Supplied data:
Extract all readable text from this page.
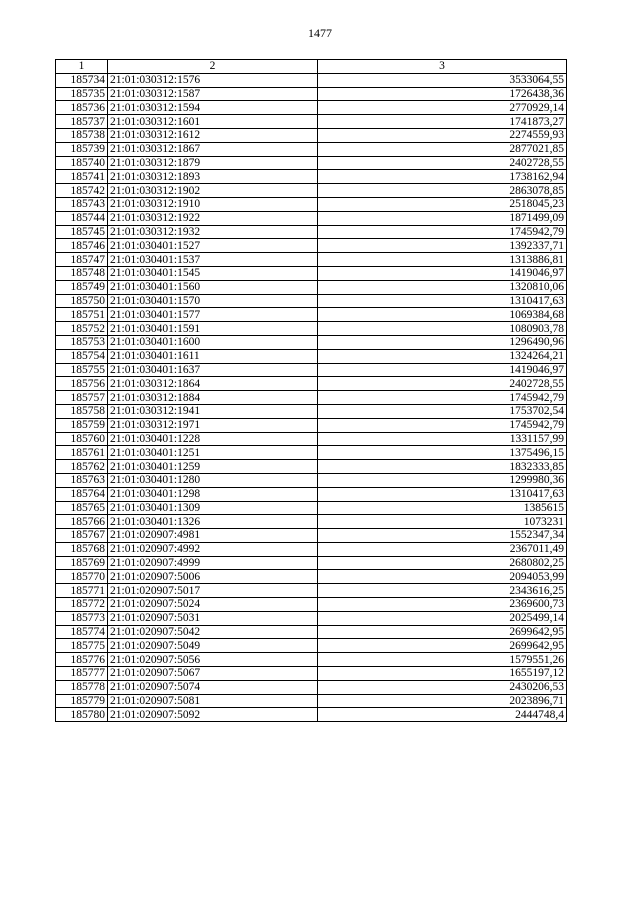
1477
1	2	3
185734	21:01:030312:1576	3533064,55
185735	21:01:030312:1587	1726438,36
185736	21:01:030312:1594	2770929,14
185737	21:01:030312:1601	1741873,27
185738	21:01:030312:1612	2274559,93
185739	21:01:030312:1867	2877021,85
185740	21:01:030312:1879	2402728,55
185741	21:01:030312:1893	1738162,94
185742	21:01:030312:1902	2863078,85
185743	21:01:030312:1910	2518045,23
185744	21:01:030312:1922	1871499,09
185745	21:01:030312:1932	1745942,79
185746	21:01:030401:1527	1392337,71
185747	21:01:030401:1537	1313886,81
185748	21:01:030401:1545	1419046,97
185749	21:01:030401:1560	1320810,06
185750	21:01:030401:1570	1310417,63
185751	21:01:030401:1577	1069384,68
185752	21:01:030401:1591	1080903,78
185753	21:01:030401:1600	1296490,96
185754	21:01:030401:1611	1324264,21
185755	21:01:030401:1637	1419046,97
185756	21:01:030312:1864	2402728,55
185757	21:01:030312:1884	1745942,79
185758	21:01:030312:1941	1753702,54
185759	21:01:030312:1971	1745942,79
185760	21:01:030401:1228	1331157,99
185761	21:01:030401:1251	1375496,15
185762	21:01:030401:1259	1832333,85
185763	21:01:030401:1280	1299980,36
185764	21:01:030401:1298	1310417,63
185765	21:01:030401:1309	1385615
185766	21:01:030401:1326	1073231
185767	21:01:020907:4981	1552347,34
185768	21:01:020907:4992	2367011,49
185769	21:01:020907:4999	2680802,25
185770	21:01:020907:5006	2094053,99
185771	21:01:020907:5017	2343616,25
185772	21:01:020907:5024	2369600,73
185773	21:01:020907:5031	2025499,14
185774	21:01:020907:5042	2699642,95
185775	21:01:020907:5049	2699642,95
185776	21:01:020907:5056	1579551,26
185777	21:01:020907:5067	1655197,12
185778	21:01:020907:5074	2430206,53
185779	21:01:020907:5081	2023896,71
185780	21:01:020907:5092	2444748,4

Exercise details: Return the records exactly. Don't carry the pictures over.

Correct result:
Extract all readable text from this page.
1477
1	2	3
185734	21:01:030312:1576	3533064,55
185735	21:01:030312:1587	1726438,36
185736	21:01:030312:1594	2770929,14
185737	21:01:030312:1601	1741873,27
185738	21:01:030312:1612	2274559,93
185739	21:01:030312:1867	2877021,85
185740	21:01:030312:1879	2402728,55
185741	21:01:030312:1893	1738162,94
185742	21:01:030312:1902	2863078,85
185743	21:01:030312:1910	2518045,23
185744	21:01:030312:1922	1871499,09
185745	21:01:030312:1932	1745942,79
185746	21:01:030401:1527	1392337,71
185747	21:01:030401:1537	1313886,81
185748	21:01:030401:1545	1419046,97
185749	21:01:030401:1560	1320810,06
185750	21:01:030401:1570	1310417,63
185751	21:01:030401:1577	1069384,68
185752	21:01:030401:1591	1080903,78
185753	21:01:030401:1600	1296490,96
185754	21:01:030401:1611	1324264,21
185755	21:01:030401:1637	1419046,97
185756	21:01:030312:1864	2402728,55
185757	21:01:030312:1884	1745942,79
185758	21:01:030312:1941	1753702,54
185759	21:01:030312:1971	1745942,79
185760	21:01:030401:1228	1331157,99
185761	21:01:030401:1251	1375496,15
185762	21:01:030401:1259	1832333,85
185763	21:01:030401:1280	1299980,36
185764	21:01:030401:1298	1310417,63
185765	21:01:030401:1309	1385615
185766	21:01:030401:1326	1073231
185767	21:01:020907:4981	1552347,34
185768	21:01:020907:4992	2367011,49
185769	21:01:020907:4999	2680802,25
185770	21:01:020907:5006	2094053,99
185771	21:01:020907:5017	2343616,25
185772	21:01:020907:5024	2369600,73
185773	21:01:020907:5031	2025499,14
185774	21:01:020907:5042	2699642,95
185775	21:01:020907:5049	2699642,95
185776	21:01:020907:5056	1579551,26
185777	21:01:020907:5067	1655197,12
185778	21:01:020907:5074	2430206,53
185779	21:01:020907:5081	2023896,71
185780	21:01:020907:5092	2444748,4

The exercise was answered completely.